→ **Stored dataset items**
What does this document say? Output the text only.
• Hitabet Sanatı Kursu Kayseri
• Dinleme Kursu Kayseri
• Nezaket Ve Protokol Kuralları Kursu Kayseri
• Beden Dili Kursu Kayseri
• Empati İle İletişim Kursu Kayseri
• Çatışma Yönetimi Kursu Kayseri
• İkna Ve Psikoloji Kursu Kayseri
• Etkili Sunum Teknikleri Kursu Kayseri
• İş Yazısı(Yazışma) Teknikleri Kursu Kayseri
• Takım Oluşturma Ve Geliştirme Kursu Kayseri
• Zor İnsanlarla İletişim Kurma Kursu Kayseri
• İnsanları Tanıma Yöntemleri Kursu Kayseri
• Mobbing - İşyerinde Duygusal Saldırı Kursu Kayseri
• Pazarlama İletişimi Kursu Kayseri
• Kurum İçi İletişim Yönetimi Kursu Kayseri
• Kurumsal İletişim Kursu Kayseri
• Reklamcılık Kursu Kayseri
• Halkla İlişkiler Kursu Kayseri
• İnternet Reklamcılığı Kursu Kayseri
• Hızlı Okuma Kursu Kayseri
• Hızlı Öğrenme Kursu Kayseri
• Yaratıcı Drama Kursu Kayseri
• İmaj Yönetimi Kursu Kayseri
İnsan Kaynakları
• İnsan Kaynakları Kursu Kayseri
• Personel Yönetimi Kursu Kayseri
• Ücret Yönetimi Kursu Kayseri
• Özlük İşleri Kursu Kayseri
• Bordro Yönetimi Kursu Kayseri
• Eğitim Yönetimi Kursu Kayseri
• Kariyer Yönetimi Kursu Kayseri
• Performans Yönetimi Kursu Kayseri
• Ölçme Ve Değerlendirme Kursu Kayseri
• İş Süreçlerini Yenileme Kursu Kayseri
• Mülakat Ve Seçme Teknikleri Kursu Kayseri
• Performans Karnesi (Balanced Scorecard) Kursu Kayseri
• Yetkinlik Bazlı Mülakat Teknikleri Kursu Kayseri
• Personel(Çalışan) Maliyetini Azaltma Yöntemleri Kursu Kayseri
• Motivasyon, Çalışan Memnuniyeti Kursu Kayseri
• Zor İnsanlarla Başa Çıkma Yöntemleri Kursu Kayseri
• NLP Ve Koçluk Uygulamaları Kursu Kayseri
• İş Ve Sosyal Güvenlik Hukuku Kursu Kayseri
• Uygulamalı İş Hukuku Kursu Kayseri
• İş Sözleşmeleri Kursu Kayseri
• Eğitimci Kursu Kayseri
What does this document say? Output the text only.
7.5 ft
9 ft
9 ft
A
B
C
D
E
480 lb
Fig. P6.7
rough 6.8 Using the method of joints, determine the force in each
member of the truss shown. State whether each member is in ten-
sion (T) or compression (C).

→ **SET EXERCISE**
Exactly reproduce every line of the data above.

→ **EXERCISE RESPONSE**
What does this document say? Output the text only.
• Hitabet Sanatı Kursu Kayseri
• Dinleme Kursu Kayseri
• Nezaket Ve Protokol Kuralları Kursu Kayseri
• Beden Dili Kursu Kayseri
• Empati İle İletişim Kursu Kayseri
• Çatışma Yönetimi Kursu Kayseri
• İkna Ve Psikoloji Kursu Kayseri
• Etkili Sunum Teknikleri Kursu Kayseri
• İş Yazısı(Yazışma) Teknikleri Kursu Kayseri
• Takım Oluşturma Ve Geliştirme Kursu Kayseri
• Zor İnsanlarla İletişim Kurma Kursu Kayseri
• İnsanları Tanıma Yöntemleri Kursu Kayseri
• Mobbing - İşyerinde Duygusal Saldırı Kursu Kayseri
• Pazarlama İletişimi Kursu Kayseri
• Kurum İçi İletişim Yönetimi Kursu Kayseri
• Kurumsal İletişim Kursu Kayseri
• Reklamcılık Kursu Kayseri
• Halkla İlişkiler Kursu Kayseri
• İnternet Reklamcılığı Kursu Kayseri
• Hızlı Okuma Kursu Kayseri
• Hızlı Öğrenme Kursu Kayseri
• Yaratıcı Drama Kursu Kayseri
• İmaj Yönetimi Kursu Kayseri
İnsan Kaynakları
• İnsan Kaynakları Kursu Kayseri
• Personel Yönetimi Kursu Kayseri
• Ücret Yönetimi Kursu Kayseri
• Özlük İşleri Kursu Kayseri
• Bordro Yönetimi Kursu Kayseri
• Eğitim Yönetimi Kursu Kayseri
• Kariyer Yönetimi Kursu Kayseri
• Performans Yönetimi Kursu Kayseri
• Ölçme Ve Değerlendirme Kursu Kayseri
• İş Süreçlerini Yenileme Kursu Kayseri
• Mülakat Ve Seçme Teknikleri Kursu Kayseri
• Performans Karnesi (Balanced Scorecard) Kursu Kayseri
• Yetkinlik Bazlı Mülakat Teknikleri Kursu Kayseri
• Personel(Çalışan) Maliyetini Azaltma Yöntemleri Kursu Kayseri
• Motivasyon, Çalışan Memnuniyeti Kursu Kayseri
• Zor İnsanlarla Başa Çıkma Yöntemleri Kursu Kayseri
• NLP Ve Koçluk Uygulamaları Kursu Kayseri
• İş Ve Sosyal Güvenlik Hukuku Kursu Kayseri
• Uygulamalı İş Hukuku Kursu Kayseri
• İş Sözleşmeleri Kursu Kayseri
• Eğitimci Kursu Kayseri
What does this document say? Output the text only.
7.5 ft
9 ft
9 ft
A
B
C
D
E
480 lb
Fig. P6.7
rough 6.8 Using the method of joints, determine the force in each
member of the truss shown. State whether each member is in ten-
sion (T) or compression (C).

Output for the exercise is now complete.